## start RECORDS SUPPLIED

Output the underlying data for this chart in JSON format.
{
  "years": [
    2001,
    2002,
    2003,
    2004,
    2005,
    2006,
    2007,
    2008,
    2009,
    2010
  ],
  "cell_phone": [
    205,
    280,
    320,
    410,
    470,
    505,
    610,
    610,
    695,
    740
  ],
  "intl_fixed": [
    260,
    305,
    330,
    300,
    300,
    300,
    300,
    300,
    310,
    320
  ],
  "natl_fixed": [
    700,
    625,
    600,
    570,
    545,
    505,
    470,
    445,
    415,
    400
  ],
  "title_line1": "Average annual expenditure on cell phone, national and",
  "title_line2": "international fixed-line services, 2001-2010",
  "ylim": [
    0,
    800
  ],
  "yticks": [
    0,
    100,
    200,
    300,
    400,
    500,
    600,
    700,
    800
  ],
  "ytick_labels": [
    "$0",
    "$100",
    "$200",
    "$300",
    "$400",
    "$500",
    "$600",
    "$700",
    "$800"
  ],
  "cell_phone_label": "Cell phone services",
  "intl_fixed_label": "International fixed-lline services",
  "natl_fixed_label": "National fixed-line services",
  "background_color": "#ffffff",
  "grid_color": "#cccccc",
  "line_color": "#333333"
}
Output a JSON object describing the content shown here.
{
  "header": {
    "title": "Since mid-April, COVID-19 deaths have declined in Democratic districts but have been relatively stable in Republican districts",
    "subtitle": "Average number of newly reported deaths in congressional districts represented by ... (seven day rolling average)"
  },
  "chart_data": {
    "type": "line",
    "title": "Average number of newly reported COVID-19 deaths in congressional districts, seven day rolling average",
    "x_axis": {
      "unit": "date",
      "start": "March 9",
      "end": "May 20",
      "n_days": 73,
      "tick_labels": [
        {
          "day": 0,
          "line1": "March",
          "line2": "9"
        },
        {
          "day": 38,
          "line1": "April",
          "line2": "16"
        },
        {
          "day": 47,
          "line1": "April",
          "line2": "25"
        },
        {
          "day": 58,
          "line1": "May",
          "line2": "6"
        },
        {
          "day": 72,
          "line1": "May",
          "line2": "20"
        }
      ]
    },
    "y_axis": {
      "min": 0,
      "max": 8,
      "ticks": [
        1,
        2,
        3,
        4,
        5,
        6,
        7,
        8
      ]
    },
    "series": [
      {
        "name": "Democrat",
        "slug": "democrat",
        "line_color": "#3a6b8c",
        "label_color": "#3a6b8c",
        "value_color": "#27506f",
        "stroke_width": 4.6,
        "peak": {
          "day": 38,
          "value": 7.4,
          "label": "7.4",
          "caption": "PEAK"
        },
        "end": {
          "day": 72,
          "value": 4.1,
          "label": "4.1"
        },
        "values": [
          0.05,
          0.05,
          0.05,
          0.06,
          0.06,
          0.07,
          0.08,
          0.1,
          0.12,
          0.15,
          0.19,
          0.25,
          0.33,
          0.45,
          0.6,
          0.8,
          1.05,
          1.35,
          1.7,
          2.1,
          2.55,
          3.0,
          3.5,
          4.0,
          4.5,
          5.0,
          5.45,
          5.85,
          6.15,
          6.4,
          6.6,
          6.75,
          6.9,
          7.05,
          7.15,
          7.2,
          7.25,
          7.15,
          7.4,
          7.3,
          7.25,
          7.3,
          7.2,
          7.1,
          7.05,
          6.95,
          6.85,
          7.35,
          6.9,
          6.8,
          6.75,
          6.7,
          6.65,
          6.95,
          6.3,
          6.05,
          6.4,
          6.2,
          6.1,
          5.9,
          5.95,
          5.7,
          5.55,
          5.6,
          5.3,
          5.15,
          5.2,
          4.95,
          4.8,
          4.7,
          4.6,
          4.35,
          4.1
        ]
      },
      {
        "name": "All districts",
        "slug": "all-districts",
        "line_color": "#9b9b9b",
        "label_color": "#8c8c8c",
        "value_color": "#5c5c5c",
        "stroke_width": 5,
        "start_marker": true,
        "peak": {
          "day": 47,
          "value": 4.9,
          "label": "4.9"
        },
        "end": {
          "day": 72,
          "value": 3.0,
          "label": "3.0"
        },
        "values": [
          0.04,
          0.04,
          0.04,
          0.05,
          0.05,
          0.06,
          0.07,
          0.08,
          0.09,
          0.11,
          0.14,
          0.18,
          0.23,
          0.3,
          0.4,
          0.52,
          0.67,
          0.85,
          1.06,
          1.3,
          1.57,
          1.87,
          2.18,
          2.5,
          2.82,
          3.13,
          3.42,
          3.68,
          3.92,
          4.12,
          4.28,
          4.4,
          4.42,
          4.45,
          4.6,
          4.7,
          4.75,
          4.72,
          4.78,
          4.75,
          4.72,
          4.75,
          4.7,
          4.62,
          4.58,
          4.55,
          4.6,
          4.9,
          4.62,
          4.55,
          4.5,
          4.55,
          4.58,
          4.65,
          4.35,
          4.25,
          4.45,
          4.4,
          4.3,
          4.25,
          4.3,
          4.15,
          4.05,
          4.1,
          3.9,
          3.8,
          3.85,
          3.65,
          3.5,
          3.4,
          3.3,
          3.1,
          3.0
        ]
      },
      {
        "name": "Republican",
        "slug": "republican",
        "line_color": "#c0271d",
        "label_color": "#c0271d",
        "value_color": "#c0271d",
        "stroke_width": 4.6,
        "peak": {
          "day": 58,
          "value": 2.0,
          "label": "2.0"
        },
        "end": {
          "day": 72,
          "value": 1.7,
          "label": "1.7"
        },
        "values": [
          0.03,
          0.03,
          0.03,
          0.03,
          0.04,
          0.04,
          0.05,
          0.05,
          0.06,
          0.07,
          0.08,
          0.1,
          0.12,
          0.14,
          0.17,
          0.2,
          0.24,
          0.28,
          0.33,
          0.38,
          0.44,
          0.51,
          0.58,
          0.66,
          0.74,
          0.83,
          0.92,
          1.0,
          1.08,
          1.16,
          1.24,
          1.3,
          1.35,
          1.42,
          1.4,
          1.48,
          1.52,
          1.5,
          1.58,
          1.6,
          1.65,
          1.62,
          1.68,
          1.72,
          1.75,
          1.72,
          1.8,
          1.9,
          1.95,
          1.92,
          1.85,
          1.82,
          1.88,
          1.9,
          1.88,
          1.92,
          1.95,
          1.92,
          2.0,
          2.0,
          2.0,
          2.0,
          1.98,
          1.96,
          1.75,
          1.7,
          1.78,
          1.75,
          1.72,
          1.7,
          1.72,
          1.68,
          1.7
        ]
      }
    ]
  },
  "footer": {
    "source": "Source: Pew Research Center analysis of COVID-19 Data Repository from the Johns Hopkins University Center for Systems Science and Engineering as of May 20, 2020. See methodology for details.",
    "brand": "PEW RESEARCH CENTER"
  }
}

## end RECORDS SUPPLIED

Identify each line in the records above containing the word "congressional"; copy those lines.

**ANSWER**
    "subtitle": "Average number of newly reported deaths in congressional districts represented by ... (seven day rolling average)"
    "title": "Average number of newly reported COVID-19 deaths in congressional districts, seven day rolling average",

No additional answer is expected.